_REQUIREMENTS_
Show every line in the entries below where the word "text" appears.

_THE RECORDS_

────

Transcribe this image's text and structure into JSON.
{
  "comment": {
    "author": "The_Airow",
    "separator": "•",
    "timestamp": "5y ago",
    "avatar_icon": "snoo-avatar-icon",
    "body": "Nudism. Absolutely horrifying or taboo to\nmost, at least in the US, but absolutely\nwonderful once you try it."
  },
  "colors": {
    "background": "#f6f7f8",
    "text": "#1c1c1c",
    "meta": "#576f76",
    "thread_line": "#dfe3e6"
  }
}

────

_WRITTEN RESPONSE_
Transcribe this image's text and structure into JSON.
    "text": "#1c1c1c",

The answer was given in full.